*Exercise directions*: Pictures appear in the records below; write out everything else exactly.

── Data extract ──

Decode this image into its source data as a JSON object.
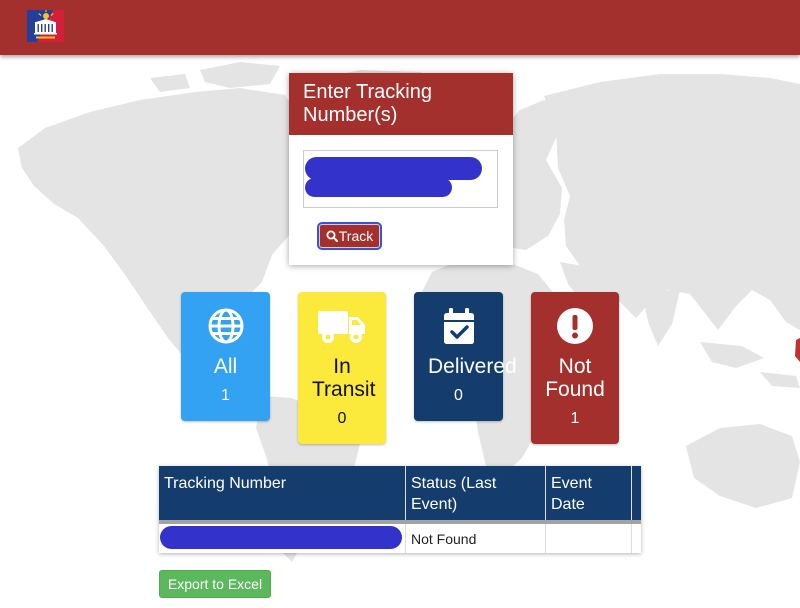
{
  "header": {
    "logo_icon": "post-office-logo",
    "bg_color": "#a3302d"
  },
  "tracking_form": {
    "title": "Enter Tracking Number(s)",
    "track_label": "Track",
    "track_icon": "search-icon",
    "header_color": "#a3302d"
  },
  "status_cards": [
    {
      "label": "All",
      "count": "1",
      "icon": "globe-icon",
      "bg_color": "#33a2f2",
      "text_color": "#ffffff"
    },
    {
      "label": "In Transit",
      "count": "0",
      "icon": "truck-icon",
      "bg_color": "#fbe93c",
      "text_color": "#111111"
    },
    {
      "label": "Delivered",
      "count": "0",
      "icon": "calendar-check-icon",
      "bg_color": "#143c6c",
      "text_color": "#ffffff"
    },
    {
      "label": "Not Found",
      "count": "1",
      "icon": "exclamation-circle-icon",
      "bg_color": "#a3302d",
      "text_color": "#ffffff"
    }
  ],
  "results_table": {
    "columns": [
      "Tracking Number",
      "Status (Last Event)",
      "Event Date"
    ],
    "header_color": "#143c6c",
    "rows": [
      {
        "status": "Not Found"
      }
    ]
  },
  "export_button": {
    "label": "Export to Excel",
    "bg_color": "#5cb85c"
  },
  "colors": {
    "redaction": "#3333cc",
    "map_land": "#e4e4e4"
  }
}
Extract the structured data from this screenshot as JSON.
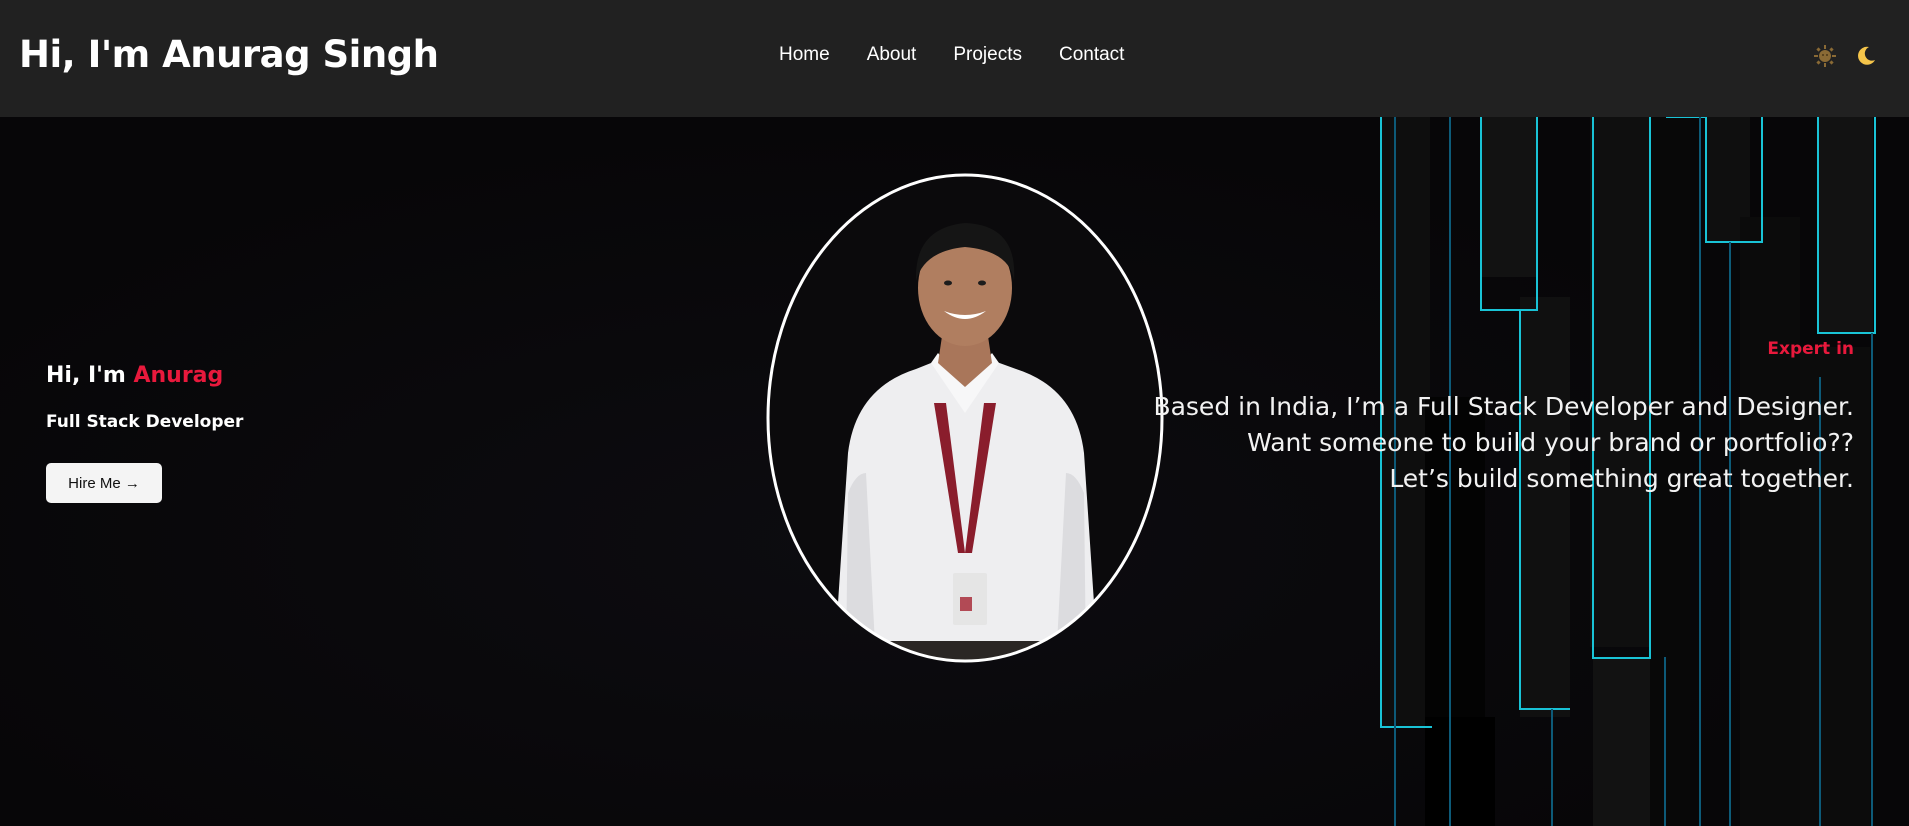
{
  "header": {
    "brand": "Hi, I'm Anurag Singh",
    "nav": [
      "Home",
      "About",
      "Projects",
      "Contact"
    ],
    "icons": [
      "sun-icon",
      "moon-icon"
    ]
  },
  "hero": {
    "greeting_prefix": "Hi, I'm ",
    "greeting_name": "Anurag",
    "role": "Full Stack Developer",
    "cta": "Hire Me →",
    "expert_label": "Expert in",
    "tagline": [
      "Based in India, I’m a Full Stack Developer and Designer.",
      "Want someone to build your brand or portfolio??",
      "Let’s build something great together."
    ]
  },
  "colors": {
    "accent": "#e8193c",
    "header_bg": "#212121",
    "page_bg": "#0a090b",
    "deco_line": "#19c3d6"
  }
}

───

*Exercise answer*:
Decode this image into its source data as a JSON object.
{
  "header": {
    "logo_icon": "post-office-logo",
    "bg_color": "#a3302d"
  },
  "tracking_form": {
    "title": "Enter Tracking Number(s)",
    "track_label": "Track",
    "track_icon": "search-icon",
    "header_color": "#a3302d"
  },
  "status_cards": [
    {
      "label": "All",
      "count": "1",
      "icon": "globe-icon",
      "bg_color": "#33a2f2",
      "text_color": "#ffffff"
    },
    {
      "label": "In Transit",
      "count": "0",
      "icon": "truck-icon",
      "bg_color": "#fbe93c",
      "text_color": "#111111"
    },
    {
      "label": "Delivered",
      "count": "0",
      "icon": "calendar-check-icon",
      "bg_color": "#143c6c",
      "text_color": "#ffffff"
    },
    {
      "label": "Not Found",
      "count": "1",
      "icon": "exclamation-circle-icon",
      "bg_color": "#a3302d",
      "text_color": "#ffffff"
    }
  ],
  "results_table": {
    "columns": [
      "Tracking Number",
      "Status (Last Event)",
      "Event Date"
    ],
    "header_color": "#143c6c",
    "rows": [
      {
        "status": "Not Found"
      }
    ]
  },
  "export_button": {
    "label": "Export to Excel",
    "bg_color": "#5cb85c"
  },
  "colors": {
    "redaction": "#3333cc",
    "map_land": "#e4e4e4"
  }
}
Extract the structured data from this screenshot as JSON.
{
  "header": {
    "brand": "Hi, I'm Anurag Singh",
    "nav": [
      "Home",
      "About",
      "Projects",
      "Contact"
    ],
    "icons": [
      "sun-icon",
      "moon-icon"
    ]
  },
  "hero": {
    "greeting_prefix": "Hi, I'm ",
    "greeting_name": "Anurag",
    "role": "Full Stack Developer",
    "cta": "Hire Me →",
    "expert_label": "Expert in",
    "tagline": [
      "Based in India, I’m a Full Stack Developer and Designer.",
      "Want someone to build your brand or portfolio??",
      "Let’s build something great together."
    ]
  },
  "colors": {
    "accent": "#e8193c",
    "header_bg": "#212121",
    "page_bg": "#0a090b",
    "deco_line": "#19c3d6"
  }
}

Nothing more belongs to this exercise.